WHAT THIS TASK INVOLVES> Set down the material once more, exactly as it appears.

— Start of LISTED ENTRIES —

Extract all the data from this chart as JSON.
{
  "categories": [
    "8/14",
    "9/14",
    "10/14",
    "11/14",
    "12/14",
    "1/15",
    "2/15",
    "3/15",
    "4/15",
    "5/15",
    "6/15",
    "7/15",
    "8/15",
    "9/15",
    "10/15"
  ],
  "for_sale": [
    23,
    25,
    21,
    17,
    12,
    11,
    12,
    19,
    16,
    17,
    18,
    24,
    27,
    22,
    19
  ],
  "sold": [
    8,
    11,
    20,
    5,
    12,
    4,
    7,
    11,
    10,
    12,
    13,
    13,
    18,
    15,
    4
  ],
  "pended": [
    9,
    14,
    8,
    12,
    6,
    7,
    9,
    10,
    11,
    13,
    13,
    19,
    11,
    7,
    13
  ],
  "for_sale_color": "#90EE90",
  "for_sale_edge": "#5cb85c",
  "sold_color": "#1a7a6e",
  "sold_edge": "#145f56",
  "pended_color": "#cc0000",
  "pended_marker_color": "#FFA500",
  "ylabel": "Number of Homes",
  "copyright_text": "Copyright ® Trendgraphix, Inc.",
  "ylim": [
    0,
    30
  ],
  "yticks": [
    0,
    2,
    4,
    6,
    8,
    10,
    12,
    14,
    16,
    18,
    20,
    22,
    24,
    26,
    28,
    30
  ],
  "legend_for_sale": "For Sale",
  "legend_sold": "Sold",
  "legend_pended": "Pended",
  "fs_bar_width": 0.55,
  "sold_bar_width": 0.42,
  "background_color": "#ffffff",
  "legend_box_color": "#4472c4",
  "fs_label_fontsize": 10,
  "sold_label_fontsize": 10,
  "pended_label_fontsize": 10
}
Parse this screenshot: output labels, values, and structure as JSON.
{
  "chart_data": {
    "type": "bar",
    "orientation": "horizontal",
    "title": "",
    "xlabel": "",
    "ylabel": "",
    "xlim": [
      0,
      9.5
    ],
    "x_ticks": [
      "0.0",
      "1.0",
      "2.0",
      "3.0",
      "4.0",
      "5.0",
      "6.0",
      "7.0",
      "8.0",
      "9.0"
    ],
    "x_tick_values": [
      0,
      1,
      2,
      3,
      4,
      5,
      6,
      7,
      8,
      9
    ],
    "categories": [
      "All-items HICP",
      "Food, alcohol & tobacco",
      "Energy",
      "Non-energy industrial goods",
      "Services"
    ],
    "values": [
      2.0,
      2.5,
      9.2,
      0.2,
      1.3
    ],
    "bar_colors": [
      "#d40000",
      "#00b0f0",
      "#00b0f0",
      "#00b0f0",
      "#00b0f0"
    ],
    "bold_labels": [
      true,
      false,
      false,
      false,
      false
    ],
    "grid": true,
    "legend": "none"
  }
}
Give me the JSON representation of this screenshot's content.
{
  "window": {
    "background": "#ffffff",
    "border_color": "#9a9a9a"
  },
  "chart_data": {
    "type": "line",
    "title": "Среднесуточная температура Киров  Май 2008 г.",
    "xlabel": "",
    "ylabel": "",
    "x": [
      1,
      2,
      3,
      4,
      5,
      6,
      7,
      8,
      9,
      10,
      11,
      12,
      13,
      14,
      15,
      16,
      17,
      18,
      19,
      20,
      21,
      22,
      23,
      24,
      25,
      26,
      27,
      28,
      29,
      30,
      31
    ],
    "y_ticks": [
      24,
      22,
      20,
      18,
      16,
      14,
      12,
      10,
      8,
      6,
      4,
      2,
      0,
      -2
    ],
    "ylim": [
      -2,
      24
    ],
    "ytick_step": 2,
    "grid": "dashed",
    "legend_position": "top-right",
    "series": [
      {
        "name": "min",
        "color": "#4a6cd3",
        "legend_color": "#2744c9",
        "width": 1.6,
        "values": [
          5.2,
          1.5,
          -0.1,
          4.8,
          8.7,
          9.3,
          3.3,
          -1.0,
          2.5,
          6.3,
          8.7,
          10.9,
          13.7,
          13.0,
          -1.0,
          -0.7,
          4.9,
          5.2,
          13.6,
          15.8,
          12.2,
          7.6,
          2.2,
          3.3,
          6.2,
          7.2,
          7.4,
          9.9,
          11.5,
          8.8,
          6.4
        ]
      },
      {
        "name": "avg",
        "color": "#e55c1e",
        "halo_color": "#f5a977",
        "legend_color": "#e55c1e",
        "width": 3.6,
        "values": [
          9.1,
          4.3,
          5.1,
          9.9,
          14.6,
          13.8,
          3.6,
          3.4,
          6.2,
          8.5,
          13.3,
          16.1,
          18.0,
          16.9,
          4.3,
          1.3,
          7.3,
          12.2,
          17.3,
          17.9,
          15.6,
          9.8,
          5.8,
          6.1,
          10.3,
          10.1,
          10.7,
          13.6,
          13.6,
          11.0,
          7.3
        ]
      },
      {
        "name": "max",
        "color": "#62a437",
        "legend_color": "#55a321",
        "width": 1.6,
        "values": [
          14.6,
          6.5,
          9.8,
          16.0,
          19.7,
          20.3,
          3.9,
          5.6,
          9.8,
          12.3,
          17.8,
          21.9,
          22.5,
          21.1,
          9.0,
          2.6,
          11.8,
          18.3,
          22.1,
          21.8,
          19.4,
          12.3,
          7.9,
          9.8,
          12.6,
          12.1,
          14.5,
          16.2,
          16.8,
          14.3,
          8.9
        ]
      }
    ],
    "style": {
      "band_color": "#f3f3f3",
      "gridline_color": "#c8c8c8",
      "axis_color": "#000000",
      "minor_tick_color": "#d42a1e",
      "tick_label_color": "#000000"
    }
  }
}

— End of LISTED ENTRIES —

RESULT OF THIS TASK>
Extract all the data from this chart as JSON.
{
  "categories": [
    "8/14",
    "9/14",
    "10/14",
    "11/14",
    "12/14",
    "1/15",
    "2/15",
    "3/15",
    "4/15",
    "5/15",
    "6/15",
    "7/15",
    "8/15",
    "9/15",
    "10/15"
  ],
  "for_sale": [
    23,
    25,
    21,
    17,
    12,
    11,
    12,
    19,
    16,
    17,
    18,
    24,
    27,
    22,
    19
  ],
  "sold": [
    8,
    11,
    20,
    5,
    12,
    4,
    7,
    11,
    10,
    12,
    13,
    13,
    18,
    15,
    4
  ],
  "pended": [
    9,
    14,
    8,
    12,
    6,
    7,
    9,
    10,
    11,
    13,
    13,
    19,
    11,
    7,
    13
  ],
  "for_sale_color": "#90EE90",
  "for_sale_edge": "#5cb85c",
  "sold_color": "#1a7a6e",
  "sold_edge": "#145f56",
  "pended_color": "#cc0000",
  "pended_marker_color": "#FFA500",
  "ylabel": "Number of Homes",
  "copyright_text": "Copyright ® Trendgraphix, Inc.",
  "ylim": [
    0,
    30
  ],
  "yticks": [
    0,
    2,
    4,
    6,
    8,
    10,
    12,
    14,
    16,
    18,
    20,
    22,
    24,
    26,
    28,
    30
  ],
  "legend_for_sale": "For Sale",
  "legend_sold": "Sold",
  "legend_pended": "Pended",
  "fs_bar_width": 0.55,
  "sold_bar_width": 0.42,
  "background_color": "#ffffff",
  "legend_box_color": "#4472c4",
  "fs_label_fontsize": 10,
  "sold_label_fontsize": 10,
  "pended_label_fontsize": 10
}
Parse this screenshot: output labels, values, and structure as JSON.
{
  "chart_data": {
    "type": "bar",
    "orientation": "horizontal",
    "title": "",
    "xlabel": "",
    "ylabel": "",
    "xlim": [
      0,
      9.5
    ],
    "x_ticks": [
      "0.0",
      "1.0",
      "2.0",
      "3.0",
      "4.0",
      "5.0",
      "6.0",
      "7.0",
      "8.0",
      "9.0"
    ],
    "x_tick_values": [
      0,
      1,
      2,
      3,
      4,
      5,
      6,
      7,
      8,
      9
    ],
    "categories": [
      "All-items HICP",
      "Food, alcohol & tobacco",
      "Energy",
      "Non-energy industrial goods",
      "Services"
    ],
    "values": [
      2.0,
      2.5,
      9.2,
      0.2,
      1.3
    ],
    "bar_colors": [
      "#d40000",
      "#00b0f0",
      "#00b0f0",
      "#00b0f0",
      "#00b0f0"
    ],
    "bold_labels": [
      true,
      false,
      false,
      false,
      false
    ],
    "grid": true,
    "legend": "none"
  }
}
Give me the JSON representation of this screenshot's content.
{
  "window": {
    "background": "#ffffff",
    "border_color": "#9a9a9a"
  },
  "chart_data": {
    "type": "line",
    "title": "Среднесуточная температура Киров  Май 2008 г.",
    "xlabel": "",
    "ylabel": "",
    "x": [
      1,
      2,
      3,
      4,
      5,
      6,
      7,
      8,
      9,
      10,
      11,
      12,
      13,
      14,
      15,
      16,
      17,
      18,
      19,
      20,
      21,
      22,
      23,
      24,
      25,
      26,
      27,
      28,
      29,
      30,
      31
    ],
    "y_ticks": [
      24,
      22,
      20,
      18,
      16,
      14,
      12,
      10,
      8,
      6,
      4,
      2,
      0,
      -2
    ],
    "ylim": [
      -2,
      24
    ],
    "ytick_step": 2,
    "grid": "dashed",
    "legend_position": "top-right",
    "series": [
      {
        "name": "min",
        "color": "#4a6cd3",
        "legend_color": "#2744c9",
        "width": 1.6,
        "values": [
          5.2,
          1.5,
          -0.1,
          4.8,
          8.7,
          9.3,
          3.3,
          -1.0,
          2.5,
          6.3,
          8.7,
          10.9,
          13.7,
          13.0,
          -1.0,
          -0.7,
          4.9,
          5.2,
          13.6,
          15.8,
          12.2,
          7.6,
          2.2,
          3.3,
          6.2,
          7.2,
          7.4,
          9.9,
          11.5,
          8.8,
          6.4
        ]
      },
      {
        "name": "avg",
        "color": "#e55c1e",
        "halo_color": "#f5a977",
        "legend_color": "#e55c1e",
        "width": 3.6,
        "values": [
          9.1,
          4.3,
          5.1,
          9.9,
          14.6,
          13.8,
          3.6,
          3.4,
          6.2,
          8.5,
          13.3,
          16.1,
          18.0,
          16.9,
          4.3,
          1.3,
          7.3,
          12.2,
          17.3,
          17.9,
          15.6,
          9.8,
          5.8,
          6.1,
          10.3,
          10.1,
          10.7,
          13.6,
          13.6,
          11.0,
          7.3
        ]
      },
      {
        "name": "max",
        "color": "#62a437",
        "legend_color": "#55a321",
        "width": 1.6,
        "values": [
          14.6,
          6.5,
          9.8,
          16.0,
          19.7,
          20.3,
          3.9,
          5.6,
          9.8,
          12.3,
          17.8,
          21.9,
          22.5,
          21.1,
          9.0,
          2.6,
          11.8,
          18.3,
          22.1,
          21.8,
          19.4,
          12.3,
          7.9,
          9.8,
          12.6,
          12.1,
          14.5,
          16.2,
          16.8,
          14.3,
          8.9
        ]
      }
    ],
    "style": {
      "band_color": "#f3f3f3",
      "gridline_color": "#c8c8c8",
      "axis_color": "#000000",
      "minor_tick_color": "#d42a1e",
      "tick_label_color": "#000000"
    }
  }
}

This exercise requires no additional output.